══ Extracted data ══

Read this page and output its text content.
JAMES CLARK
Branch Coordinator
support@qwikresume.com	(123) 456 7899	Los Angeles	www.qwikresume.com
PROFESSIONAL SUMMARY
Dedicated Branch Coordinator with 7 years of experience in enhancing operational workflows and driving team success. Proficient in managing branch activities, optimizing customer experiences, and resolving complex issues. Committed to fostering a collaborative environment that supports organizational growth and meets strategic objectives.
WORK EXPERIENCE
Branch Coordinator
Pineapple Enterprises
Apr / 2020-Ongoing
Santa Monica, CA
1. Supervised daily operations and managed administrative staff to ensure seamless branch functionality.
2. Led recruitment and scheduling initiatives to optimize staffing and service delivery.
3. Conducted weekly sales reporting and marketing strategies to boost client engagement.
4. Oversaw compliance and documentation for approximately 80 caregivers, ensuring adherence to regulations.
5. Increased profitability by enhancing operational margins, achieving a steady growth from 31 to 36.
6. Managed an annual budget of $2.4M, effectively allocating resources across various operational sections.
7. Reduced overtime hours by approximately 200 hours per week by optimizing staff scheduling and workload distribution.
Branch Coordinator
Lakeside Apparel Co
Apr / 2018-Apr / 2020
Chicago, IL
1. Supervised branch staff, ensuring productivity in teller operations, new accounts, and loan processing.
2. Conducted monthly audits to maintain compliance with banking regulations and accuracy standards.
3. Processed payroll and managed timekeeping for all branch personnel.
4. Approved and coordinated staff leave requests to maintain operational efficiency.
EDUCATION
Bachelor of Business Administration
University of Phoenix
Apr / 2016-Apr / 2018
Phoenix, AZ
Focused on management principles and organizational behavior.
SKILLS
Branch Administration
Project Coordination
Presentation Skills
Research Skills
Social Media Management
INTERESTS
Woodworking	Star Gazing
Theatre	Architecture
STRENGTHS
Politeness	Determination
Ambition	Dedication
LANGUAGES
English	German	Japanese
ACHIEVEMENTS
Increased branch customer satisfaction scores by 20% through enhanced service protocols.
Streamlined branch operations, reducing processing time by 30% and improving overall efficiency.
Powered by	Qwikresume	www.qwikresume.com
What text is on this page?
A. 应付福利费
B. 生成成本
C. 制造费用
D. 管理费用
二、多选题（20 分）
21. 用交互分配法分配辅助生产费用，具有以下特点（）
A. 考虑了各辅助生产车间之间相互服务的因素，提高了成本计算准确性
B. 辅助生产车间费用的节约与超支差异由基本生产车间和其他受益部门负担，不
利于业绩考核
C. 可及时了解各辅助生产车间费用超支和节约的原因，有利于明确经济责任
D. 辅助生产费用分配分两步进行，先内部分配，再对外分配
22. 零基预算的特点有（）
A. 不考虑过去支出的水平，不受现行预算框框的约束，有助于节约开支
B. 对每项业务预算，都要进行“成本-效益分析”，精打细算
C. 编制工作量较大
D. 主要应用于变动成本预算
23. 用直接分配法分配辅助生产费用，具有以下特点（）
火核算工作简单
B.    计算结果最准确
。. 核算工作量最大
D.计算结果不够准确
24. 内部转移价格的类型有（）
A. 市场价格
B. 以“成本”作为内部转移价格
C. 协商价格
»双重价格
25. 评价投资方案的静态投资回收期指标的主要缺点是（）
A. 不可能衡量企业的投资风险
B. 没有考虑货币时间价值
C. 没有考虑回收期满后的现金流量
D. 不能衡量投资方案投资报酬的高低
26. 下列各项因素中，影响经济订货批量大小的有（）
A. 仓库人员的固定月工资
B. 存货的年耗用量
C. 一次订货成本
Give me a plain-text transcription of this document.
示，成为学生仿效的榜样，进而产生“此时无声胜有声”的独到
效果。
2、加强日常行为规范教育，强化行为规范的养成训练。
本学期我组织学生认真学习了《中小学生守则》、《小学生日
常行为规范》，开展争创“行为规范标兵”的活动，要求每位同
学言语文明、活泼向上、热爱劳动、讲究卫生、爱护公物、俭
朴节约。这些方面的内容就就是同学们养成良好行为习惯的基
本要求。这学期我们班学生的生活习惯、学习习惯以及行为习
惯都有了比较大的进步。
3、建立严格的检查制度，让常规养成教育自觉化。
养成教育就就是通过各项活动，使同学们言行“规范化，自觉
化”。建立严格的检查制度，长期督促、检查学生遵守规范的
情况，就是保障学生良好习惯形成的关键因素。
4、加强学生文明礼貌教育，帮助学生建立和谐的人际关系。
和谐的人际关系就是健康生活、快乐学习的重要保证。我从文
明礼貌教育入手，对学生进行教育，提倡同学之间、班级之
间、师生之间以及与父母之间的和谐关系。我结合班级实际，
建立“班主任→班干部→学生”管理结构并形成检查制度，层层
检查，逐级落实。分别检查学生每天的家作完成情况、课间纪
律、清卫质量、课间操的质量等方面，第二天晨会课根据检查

═══

**Exercise prompt:**
Repeat each record exactly. Omit nothing.

**Output of the exercise:**
Read this page and output its text content.
JAMES CLARK
Branch Coordinator
support@qwikresume.com	(123) 456 7899	Los Angeles	www.qwikresume.com
PROFESSIONAL SUMMARY
Dedicated Branch Coordinator with 7 years of experience in enhancing operational workflows and driving team success. Proficient in managing branch activities, optimizing customer experiences, and resolving complex issues. Committed to fostering a collaborative environment that supports organizational growth and meets strategic objectives.
WORK EXPERIENCE
Branch Coordinator
Pineapple Enterprises
Apr / 2020-Ongoing
Santa Monica, CA
1. Supervised daily operations and managed administrative staff to ensure seamless branch functionality.
2. Led recruitment and scheduling initiatives to optimize staffing and service delivery.
3. Conducted weekly sales reporting and marketing strategies to boost client engagement.
4. Oversaw compliance and documentation for approximately 80 caregivers, ensuring adherence to regulations.
5. Increased profitability by enhancing operational margins, achieving a steady growth from 31 to 36.
6. Managed an annual budget of $2.4M, effectively allocating resources across various operational sections.
7. Reduced overtime hours by approximately 200 hours per week by optimizing staff scheduling and workload distribution.
Branch Coordinator
Lakeside Apparel Co
Apr / 2018-Apr / 2020
Chicago, IL
1. Supervised branch staff, ensuring productivity in teller operations, new accounts, and loan processing.
2. Conducted monthly audits to maintain compliance with banking regulations and accuracy standards.
3. Processed payroll and managed timekeeping for all branch personnel.
4. Approved and coordinated staff leave requests to maintain operational efficiency.
EDUCATION
Bachelor of Business Administration
University of Phoenix
Apr / 2016-Apr / 2018
Phoenix, AZ
Focused on management principles and organizational behavior.
SKILLS
Branch Administration
Project Coordination
Presentation Skills
Research Skills
Social Media Management
INTERESTS
Woodworking	Star Gazing
Theatre	Architecture
STRENGTHS
Politeness	Determination
Ambition	Dedication
LANGUAGES
English	German	Japanese
ACHIEVEMENTS
Increased branch customer satisfaction scores by 20% through enhanced service protocols.
Streamlined branch operations, reducing processing time by 30% and improving overall efficiency.
Powered by	Qwikresume	www.qwikresume.com
What text is on this page?
A. 应付福利费
B. 生成成本
C. 制造费用
D. 管理费用
二、多选题（20 分）
21. 用交互分配法分配辅助生产费用，具有以下特点（）
A. 考虑了各辅助生产车间之间相互服务的因素，提高了成本计算准确性
B. 辅助生产车间费用的节约与超支差异由基本生产车间和其他受益部门负担，不
利于业绩考核
C. 可及时了解各辅助生产车间费用超支和节约的原因，有利于明确经济责任
D. 辅助生产费用分配分两步进行，先内部分配，再对外分配
22. 零基预算的特点有（）
A. 不考虑过去支出的水平，不受现行预算框框的约束，有助于节约开支
B. 对每项业务预算，都要进行“成本-效益分析”，精打细算
C. 编制工作量较大
D. 主要应用于变动成本预算
23. 用直接分配法分配辅助生产费用，具有以下特点（）
火核算工作简单
B.    计算结果最准确
。. 核算工作量最大
D.计算结果不够准确
24. 内部转移价格的类型有（）
A. 市场价格
B. 以“成本”作为内部转移价格
C. 协商价格
»双重价格
25. 评价投资方案的静态投资回收期指标的主要缺点是（）
A. 不可能衡量企业的投资风险
B. 没有考虑货币时间价值
C. 没有考虑回收期满后的现金流量
D. 不能衡量投资方案投资报酬的高低
26. 下列各项因素中，影响经济订货批量大小的有（）
A. 仓库人员的固定月工资
B. 存货的年耗用量
C. 一次订货成本
Give me a plain-text transcription of this document.
示，成为学生仿效的榜样，进而产生“此时无声胜有声”的独到
效果。
2、加强日常行为规范教育，强化行为规范的养成训练。
本学期我组织学生认真学习了《中小学生守则》、《小学生日
常行为规范》，开展争创“行为规范标兵”的活动，要求每位同
学言语文明、活泼向上、热爱劳动、讲究卫生、爱护公物、俭
朴节约。这些方面的内容就就是同学们养成良好行为习惯的基
本要求。这学期我们班学生的生活习惯、学习习惯以及行为习
惯都有了比较大的进步。
3、建立严格的检查制度，让常规养成教育自觉化。
养成教育就就是通过各项活动，使同学们言行“规范化，自觉
化”。建立严格的检查制度，长期督促、检查学生遵守规范的
情况，就是保障学生良好习惯形成的关键因素。
4、加强学生文明礼貌教育，帮助学生建立和谐的人际关系。
和谐的人际关系就是健康生活、快乐学习的重要保证。我从文
明礼貌教育入手，对学生进行教育，提倡同学之间、班级之
间、师生之间以及与父母之间的和谐关系。我结合班级实际，
建立“班主任→班干部→学生”管理结构并形成检查制度，层层
检查，逐级落实。分别检查学生每天的家作完成情况、课间纪
律、清卫质量、课间操的质量等方面，第二天晨会课根据检查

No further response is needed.